◆ Aim of the task ◆
Count how many lines of the data include "states". The answer is that number and nothing else.

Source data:
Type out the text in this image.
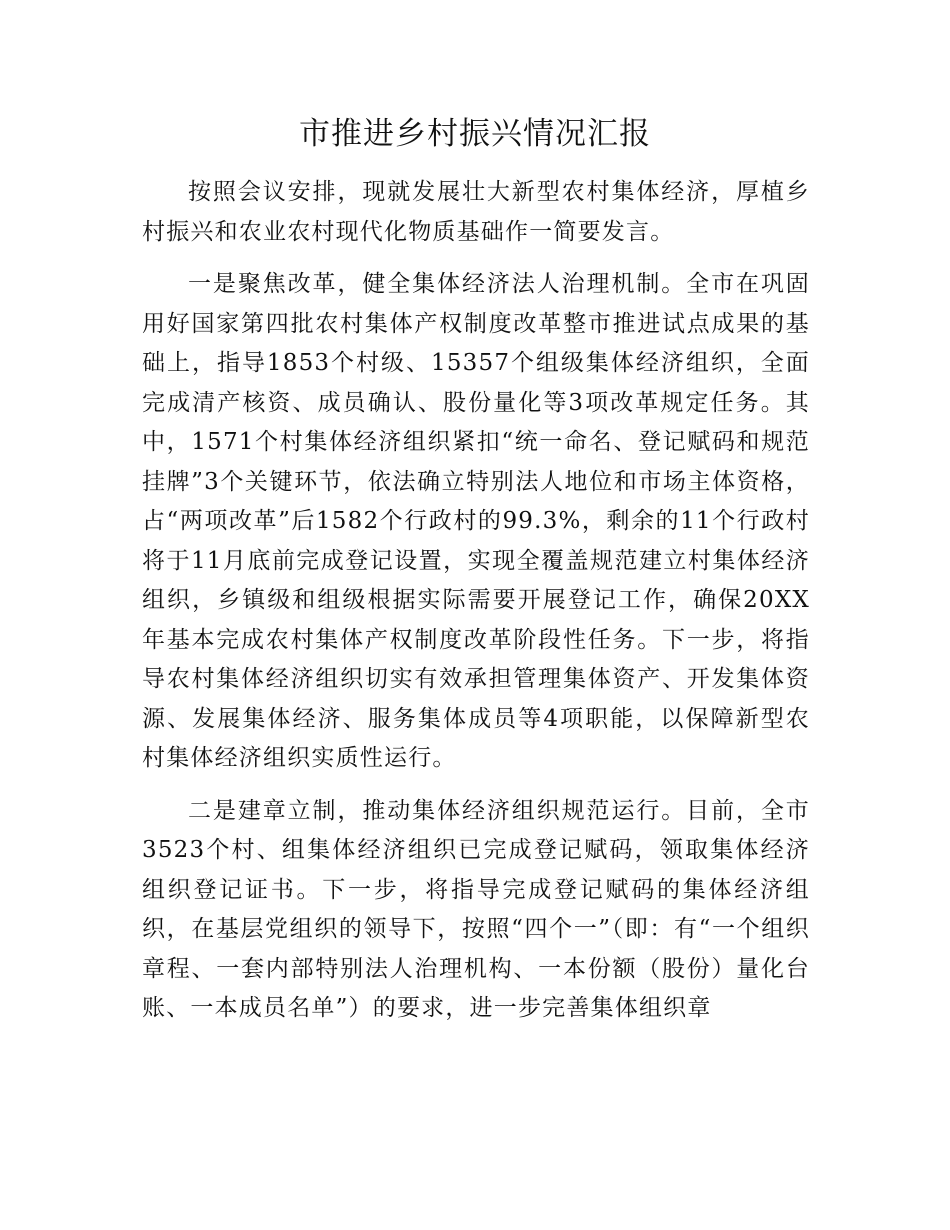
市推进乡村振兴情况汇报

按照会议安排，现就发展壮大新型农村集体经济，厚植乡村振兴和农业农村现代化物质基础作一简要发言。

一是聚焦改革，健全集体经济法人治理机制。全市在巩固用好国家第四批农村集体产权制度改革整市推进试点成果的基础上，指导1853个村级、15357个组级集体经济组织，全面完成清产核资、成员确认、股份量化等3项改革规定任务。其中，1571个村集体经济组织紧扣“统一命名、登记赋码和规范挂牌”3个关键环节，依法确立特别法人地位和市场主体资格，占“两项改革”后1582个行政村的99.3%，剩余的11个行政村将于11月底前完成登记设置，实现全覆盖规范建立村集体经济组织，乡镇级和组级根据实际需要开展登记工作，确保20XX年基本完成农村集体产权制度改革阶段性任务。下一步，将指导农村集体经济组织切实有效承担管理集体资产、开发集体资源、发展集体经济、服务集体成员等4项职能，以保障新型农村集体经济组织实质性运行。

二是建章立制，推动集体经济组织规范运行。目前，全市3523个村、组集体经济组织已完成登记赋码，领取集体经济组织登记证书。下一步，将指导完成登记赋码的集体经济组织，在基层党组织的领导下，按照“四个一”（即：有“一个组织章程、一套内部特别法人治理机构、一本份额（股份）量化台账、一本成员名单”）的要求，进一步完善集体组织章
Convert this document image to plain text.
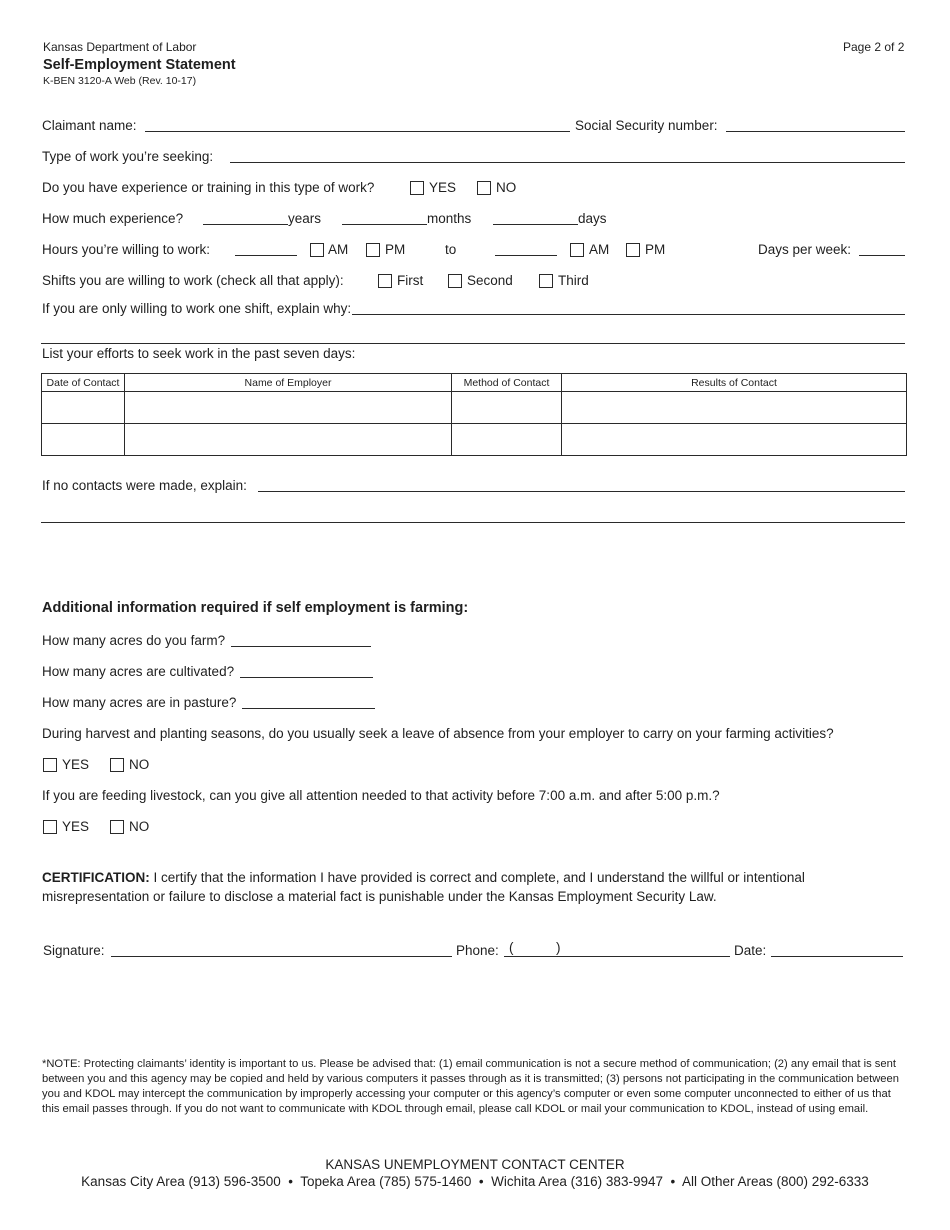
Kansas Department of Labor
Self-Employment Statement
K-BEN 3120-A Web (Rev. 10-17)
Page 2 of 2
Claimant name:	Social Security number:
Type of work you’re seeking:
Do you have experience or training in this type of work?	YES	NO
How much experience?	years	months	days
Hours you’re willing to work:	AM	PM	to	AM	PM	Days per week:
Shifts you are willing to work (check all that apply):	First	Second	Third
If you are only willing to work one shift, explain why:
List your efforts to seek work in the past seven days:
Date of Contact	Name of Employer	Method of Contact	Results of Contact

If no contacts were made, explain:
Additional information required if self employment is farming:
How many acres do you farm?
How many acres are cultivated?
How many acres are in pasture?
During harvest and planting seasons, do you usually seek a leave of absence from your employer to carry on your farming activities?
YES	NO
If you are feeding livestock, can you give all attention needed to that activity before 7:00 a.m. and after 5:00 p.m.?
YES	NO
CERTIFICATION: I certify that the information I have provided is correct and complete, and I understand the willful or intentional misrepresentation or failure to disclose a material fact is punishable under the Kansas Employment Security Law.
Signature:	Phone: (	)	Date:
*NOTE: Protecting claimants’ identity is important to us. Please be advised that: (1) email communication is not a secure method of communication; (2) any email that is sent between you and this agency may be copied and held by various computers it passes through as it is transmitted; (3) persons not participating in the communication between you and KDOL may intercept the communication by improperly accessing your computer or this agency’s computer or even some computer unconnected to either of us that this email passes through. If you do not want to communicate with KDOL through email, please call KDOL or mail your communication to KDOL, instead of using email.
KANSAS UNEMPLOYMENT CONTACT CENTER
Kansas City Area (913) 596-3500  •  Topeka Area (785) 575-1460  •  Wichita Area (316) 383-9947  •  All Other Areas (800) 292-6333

--

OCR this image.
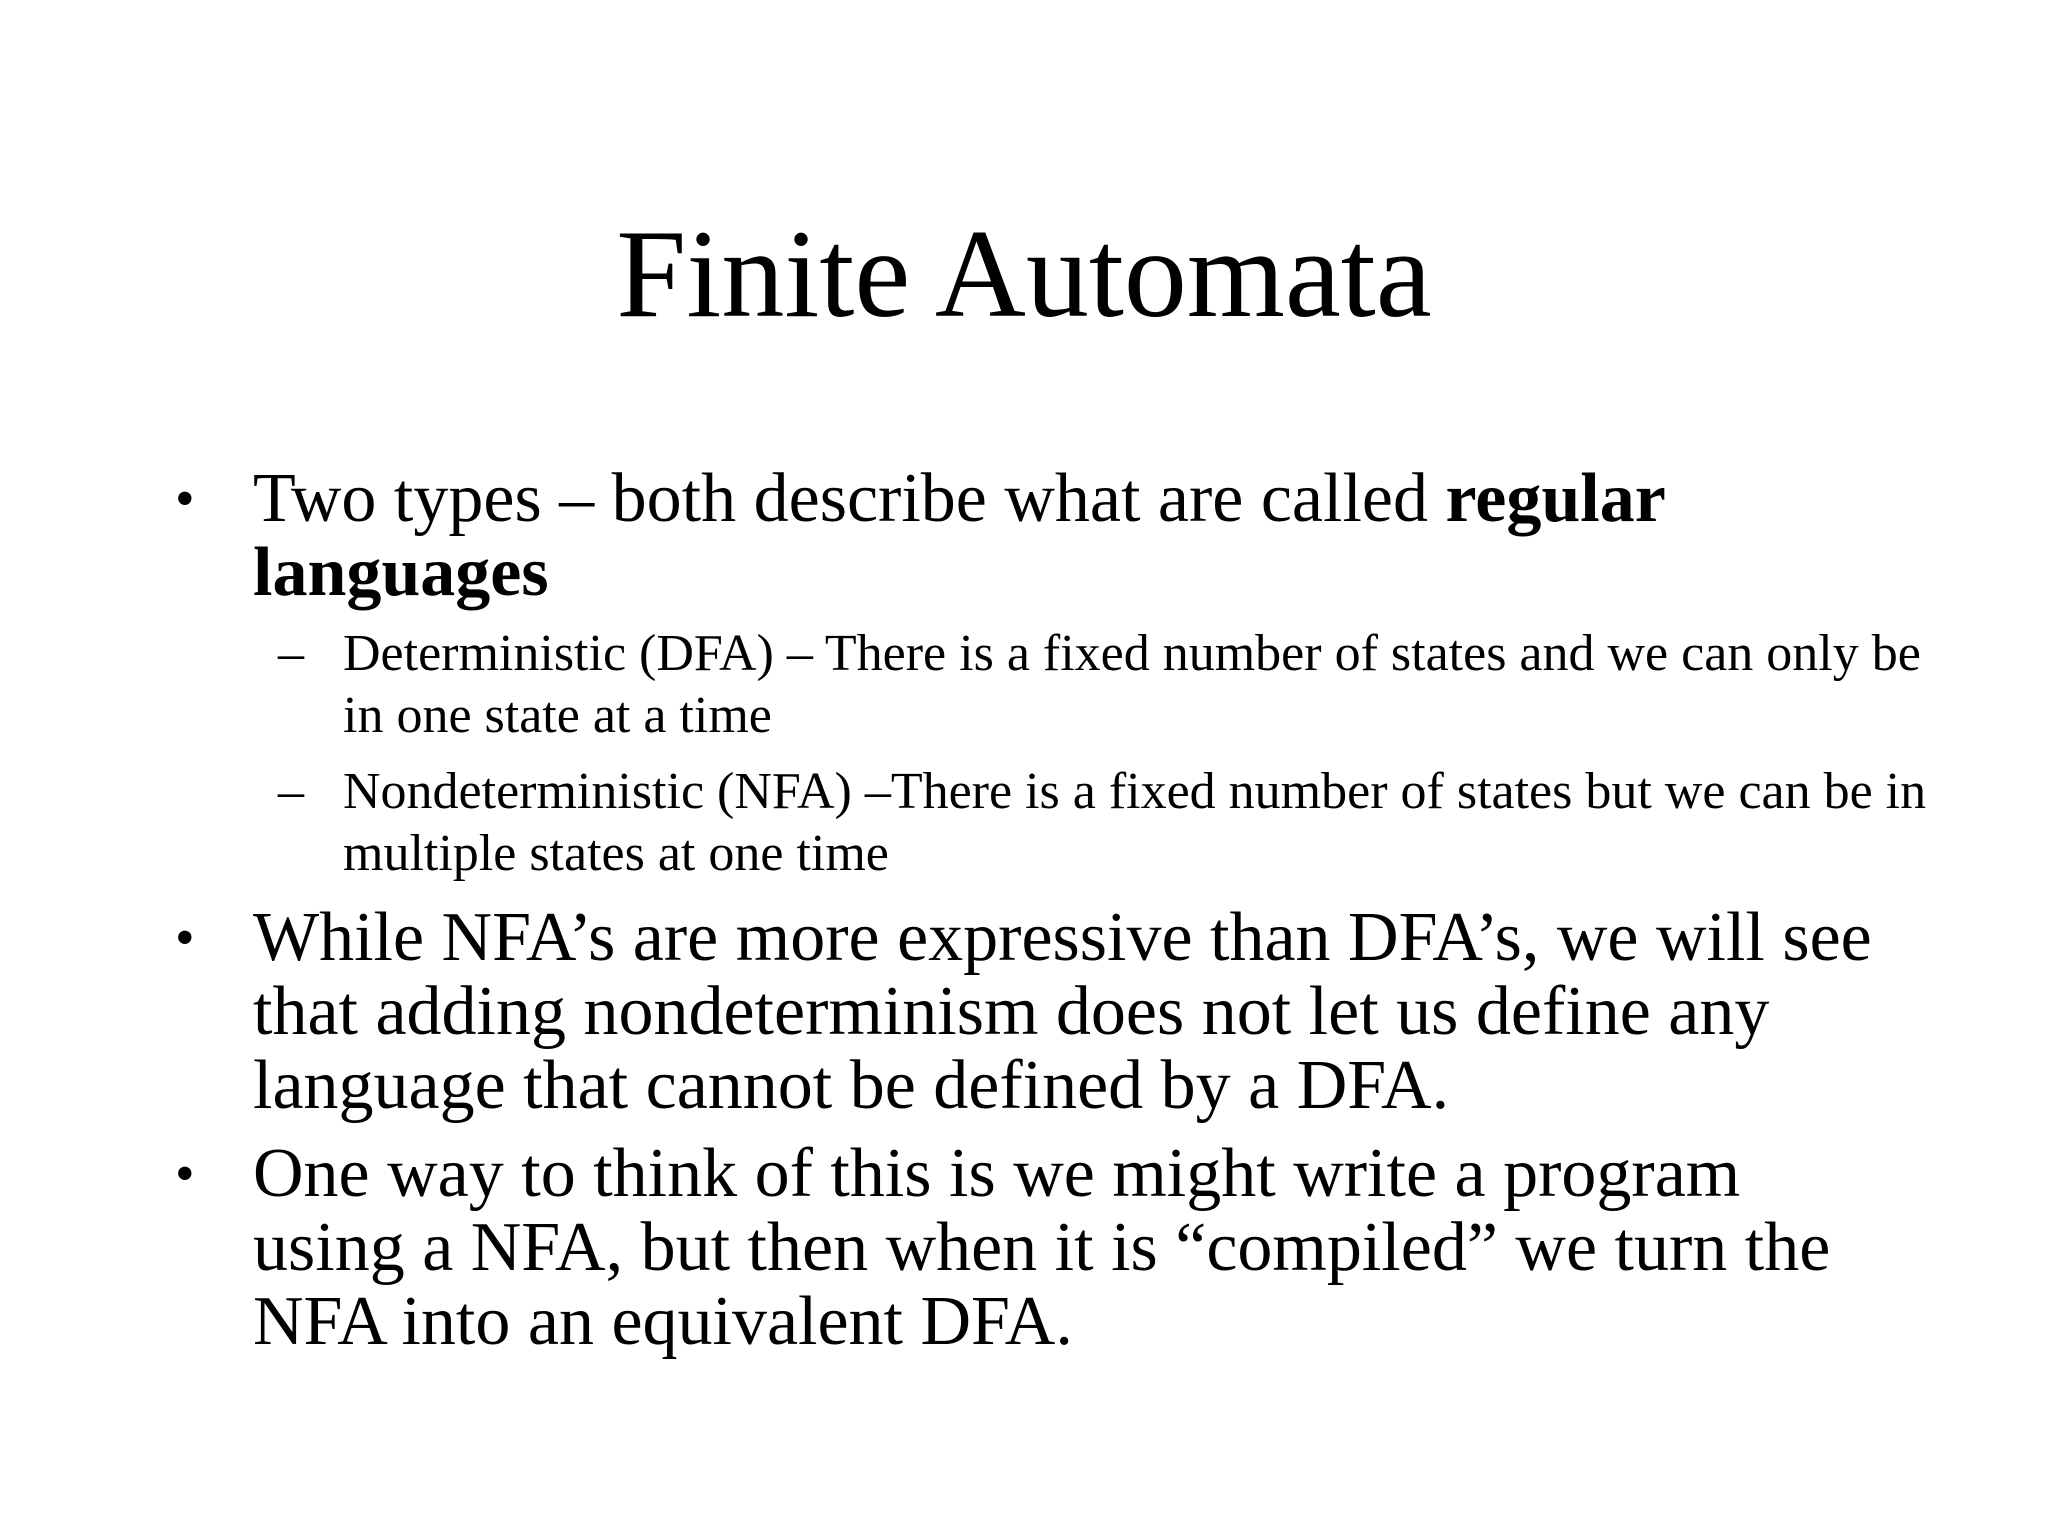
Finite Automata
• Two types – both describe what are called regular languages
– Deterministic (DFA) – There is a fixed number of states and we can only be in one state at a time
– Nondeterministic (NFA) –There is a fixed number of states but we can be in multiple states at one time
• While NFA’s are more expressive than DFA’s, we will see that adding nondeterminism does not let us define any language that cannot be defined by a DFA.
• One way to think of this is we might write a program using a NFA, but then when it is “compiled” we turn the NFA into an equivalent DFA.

◆ Right answer ◆
2